● **WORK TO BE COMPLETED**: Each record below should be repeated precisely as written.

● **DATASET EXCERPTS**:
******************************
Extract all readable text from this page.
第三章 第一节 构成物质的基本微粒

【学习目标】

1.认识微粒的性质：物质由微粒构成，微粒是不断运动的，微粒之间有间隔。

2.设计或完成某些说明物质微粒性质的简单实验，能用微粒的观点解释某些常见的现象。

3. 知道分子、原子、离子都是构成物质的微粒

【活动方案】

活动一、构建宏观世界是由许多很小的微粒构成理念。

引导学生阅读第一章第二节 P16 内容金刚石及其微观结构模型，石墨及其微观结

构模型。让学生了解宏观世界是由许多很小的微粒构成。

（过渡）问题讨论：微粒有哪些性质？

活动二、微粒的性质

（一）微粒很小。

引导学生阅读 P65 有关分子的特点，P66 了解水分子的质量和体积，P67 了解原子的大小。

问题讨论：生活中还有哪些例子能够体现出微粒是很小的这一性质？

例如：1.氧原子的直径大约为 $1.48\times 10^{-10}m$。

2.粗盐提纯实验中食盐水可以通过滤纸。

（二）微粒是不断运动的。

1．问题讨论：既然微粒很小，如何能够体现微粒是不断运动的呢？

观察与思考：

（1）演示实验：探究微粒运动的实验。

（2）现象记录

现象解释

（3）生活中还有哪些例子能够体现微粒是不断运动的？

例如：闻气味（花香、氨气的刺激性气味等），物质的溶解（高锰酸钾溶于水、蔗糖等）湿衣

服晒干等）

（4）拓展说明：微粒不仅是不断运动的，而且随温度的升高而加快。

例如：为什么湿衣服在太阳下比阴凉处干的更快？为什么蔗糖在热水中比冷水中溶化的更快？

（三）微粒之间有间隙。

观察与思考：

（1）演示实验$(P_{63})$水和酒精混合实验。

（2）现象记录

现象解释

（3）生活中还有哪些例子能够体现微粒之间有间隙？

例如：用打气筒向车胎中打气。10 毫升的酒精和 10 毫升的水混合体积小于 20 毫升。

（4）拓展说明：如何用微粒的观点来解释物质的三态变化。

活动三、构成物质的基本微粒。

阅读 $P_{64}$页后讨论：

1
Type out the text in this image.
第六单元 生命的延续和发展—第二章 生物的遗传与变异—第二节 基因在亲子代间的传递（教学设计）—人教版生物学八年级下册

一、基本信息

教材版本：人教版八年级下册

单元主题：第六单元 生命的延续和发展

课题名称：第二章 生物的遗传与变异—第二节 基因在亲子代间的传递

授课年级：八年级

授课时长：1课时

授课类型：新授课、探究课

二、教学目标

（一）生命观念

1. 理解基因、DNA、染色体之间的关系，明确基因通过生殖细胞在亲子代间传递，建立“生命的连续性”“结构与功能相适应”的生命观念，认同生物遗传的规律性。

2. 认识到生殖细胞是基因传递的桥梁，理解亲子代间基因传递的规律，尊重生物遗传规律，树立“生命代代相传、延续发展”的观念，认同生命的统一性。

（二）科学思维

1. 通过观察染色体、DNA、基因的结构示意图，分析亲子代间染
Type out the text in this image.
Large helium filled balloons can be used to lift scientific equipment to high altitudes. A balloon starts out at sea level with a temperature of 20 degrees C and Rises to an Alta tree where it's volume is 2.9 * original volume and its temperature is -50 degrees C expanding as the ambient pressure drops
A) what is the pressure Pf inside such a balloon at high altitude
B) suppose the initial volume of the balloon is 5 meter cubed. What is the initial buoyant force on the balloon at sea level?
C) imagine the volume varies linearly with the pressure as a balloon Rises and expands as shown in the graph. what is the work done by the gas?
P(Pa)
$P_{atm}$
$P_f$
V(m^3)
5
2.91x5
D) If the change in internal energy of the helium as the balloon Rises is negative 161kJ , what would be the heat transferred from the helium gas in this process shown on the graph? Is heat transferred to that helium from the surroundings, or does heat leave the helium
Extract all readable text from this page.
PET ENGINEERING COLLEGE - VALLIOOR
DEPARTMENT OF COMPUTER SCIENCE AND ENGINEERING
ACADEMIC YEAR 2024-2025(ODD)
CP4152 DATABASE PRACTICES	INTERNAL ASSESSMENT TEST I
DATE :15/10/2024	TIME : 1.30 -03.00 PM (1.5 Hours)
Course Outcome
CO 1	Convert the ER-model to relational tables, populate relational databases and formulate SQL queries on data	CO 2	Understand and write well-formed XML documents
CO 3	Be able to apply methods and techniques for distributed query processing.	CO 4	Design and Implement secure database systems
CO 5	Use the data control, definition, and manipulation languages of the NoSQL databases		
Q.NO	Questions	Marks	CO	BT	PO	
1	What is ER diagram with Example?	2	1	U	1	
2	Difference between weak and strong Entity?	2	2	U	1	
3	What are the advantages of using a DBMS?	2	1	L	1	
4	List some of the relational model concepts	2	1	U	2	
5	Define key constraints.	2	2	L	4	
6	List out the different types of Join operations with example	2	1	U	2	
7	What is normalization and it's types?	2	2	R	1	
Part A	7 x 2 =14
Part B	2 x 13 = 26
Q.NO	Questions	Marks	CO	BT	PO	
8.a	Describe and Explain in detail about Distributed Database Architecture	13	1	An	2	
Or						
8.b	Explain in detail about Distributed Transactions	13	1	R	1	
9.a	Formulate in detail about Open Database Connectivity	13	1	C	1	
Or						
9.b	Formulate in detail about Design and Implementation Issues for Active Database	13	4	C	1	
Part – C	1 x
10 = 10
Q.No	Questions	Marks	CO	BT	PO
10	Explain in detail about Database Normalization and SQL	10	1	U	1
******************************
● **WRITTEN RESPONSE**:
Extract all readable text from this page.
第三章 第一节 构成物质的基本微粒

【学习目标】

1.认识微粒的性质：物质由微粒构成，微粒是不断运动的，微粒之间有间隔。

2.设计或完成某些说明物质微粒性质的简单实验，能用微粒的观点解释某些常见的现象。

3. 知道分子、原子、离子都是构成物质的微粒

【活动方案】

活动一、构建宏观世界是由许多很小的微粒构成理念。

引导学生阅读第一章第二节 P16 内容金刚石及其微观结构模型，石墨及其微观结

构模型。让学生了解宏观世界是由许多很小的微粒构成。

（过渡）问题讨论：微粒有哪些性质？

活动二、微粒的性质

（一）微粒很小。

引导学生阅读 P65 有关分子的特点，P66 了解水分子的质量和体积，P67 了解原子的大小。

问题讨论：生活中还有哪些例子能够体现出微粒是很小的这一性质？

例如：1.氧原子的直径大约为 $1.48\times 10^{-10}m$。

2.粗盐提纯实验中食盐水可以通过滤纸。

（二）微粒是不断运动的。

1．问题讨论：既然微粒很小，如何能够体现微粒是不断运动的呢？

观察与思考：

（1）演示实验：探究微粒运动的实验。

（2）现象记录

现象解释

（3）生活中还有哪些例子能够体现微粒是不断运动的？

例如：闻气味（花香、氨气的刺激性气味等），物质的溶解（高锰酸钾溶于水、蔗糖等）湿衣

服晒干等）

（4）拓展说明：微粒不仅是不断运动的，而且随温度的升高而加快。

例如：为什么湿衣服在太阳下比阴凉处干的更快？为什么蔗糖在热水中比冷水中溶化的更快？

（三）微粒之间有间隙。

观察与思考：

（1）演示实验$(P_{63})$水和酒精混合实验。

（2）现象记录

现象解释

（3）生活中还有哪些例子能够体现微粒之间有间隙？

例如：用打气筒向车胎中打气。10 毫升的酒精和 10 毫升的水混合体积小于 20 毫升。

（4）拓展说明：如何用微粒的观点来解释物质的三态变化。

活动三、构成物质的基本微粒。

阅读 $P_{64}$页后讨论：

1
Type out the text in this image.
第六单元 生命的延续和发展—第二章 生物的遗传与变异—第二节 基因在亲子代间的传递（教学设计）—人教版生物学八年级下册

一、基本信息

教材版本：人教版八年级下册

单元主题：第六单元 生命的延续和发展

课题名称：第二章 生物的遗传与变异—第二节 基因在亲子代间的传递

授课年级：八年级

授课时长：1课时

授课类型：新授课、探究课

二、教学目标

（一）生命观念

1. 理解基因、DNA、染色体之间的关系，明确基因通过生殖细胞在亲子代间传递，建立“生命的连续性”“结构与功能相适应”的生命观念，认同生物遗传的规律性。

2. 认识到生殖细胞是基因传递的桥梁，理解亲子代间基因传递的规律，尊重生物遗传规律，树立“生命代代相传、延续发展”的观念，认同生命的统一性。

（二）科学思维

1. 通过观察染色体、DNA、基因的结构示意图，分析亲子代间染
Type out the text in this image.
Large helium filled balloons can be used to lift scientific equipment to high altitudes. A balloon starts out at sea level with a temperature of 20 degrees C and Rises to an Alta tree where it's volume is 2.9 * original volume and its temperature is -50 degrees C expanding as the ambient pressure drops
A) what is the pressure Pf inside such a balloon at high altitude
B) suppose the initial volume of the balloon is 5 meter cubed. What is the initial buoyant force on the balloon at sea level?
C) imagine the volume varies linearly with the pressure as a balloon Rises and expands as shown in the graph. what is the work done by the gas?
P(Pa)
$P_{atm}$
$P_f$
V(m^3)
5
2.91x5
D) If the change in internal energy of the helium as the balloon Rises is negative 161kJ , what would be the heat transferred from the helium gas in this process shown on the graph? Is heat transferred to that helium from the surroundings, or does heat leave the helium
Extract all readable text from this page.
PET ENGINEERING COLLEGE - VALLIOOR
DEPARTMENT OF COMPUTER SCIENCE AND ENGINEERING
ACADEMIC YEAR 2024-2025(ODD)
CP4152 DATABASE PRACTICES	INTERNAL ASSESSMENT TEST I
DATE :15/10/2024	TIME : 1.30 -03.00 PM (1.5 Hours)
Course Outcome
CO 1	Convert the ER-model to relational tables, populate relational databases and formulate SQL queries on data	CO 2	Understand and write well-formed XML documents
CO 3	Be able to apply methods and techniques for distributed query processing.	CO 4	Design and Implement secure database systems
CO 5	Use the data control, definition, and manipulation languages of the NoSQL databases		
Q.NO	Questions	Marks	CO	BT	PO	
1	What is ER diagram with Example?	2	1	U	1	
2	Difference between weak and strong Entity?	2	2	U	1	
3	What are the advantages of using a DBMS?	2	1	L	1	
4	List some of the relational model concepts	2	1	U	2	
5	Define key constraints.	2	2	L	4	
6	List out the different types of Join operations with example	2	1	U	2	
7	What is normalization and it's types?	2	2	R	1	
Part A	7 x 2 =14
Part B	2 x 13 = 26
Q.NO	Questions	Marks	CO	BT	PO	
8.a	Describe and Explain in detail about Distributed Database Architecture	13	1	An	2	
Or						
8.b	Explain in detail about Distributed Transactions	13	1	R	1	
9.a	Formulate in detail about Open Database Connectivity	13	1	C	1	
Or						
9.b	Formulate in detail about Design and Implementation Issues for Active Database	13	4	C	1	
Part – C	1 x
10 = 10
Q.No	Questions	Marks	CO	BT	PO
10	Explain in detail about Database Normalization and SQL	10	1	U	1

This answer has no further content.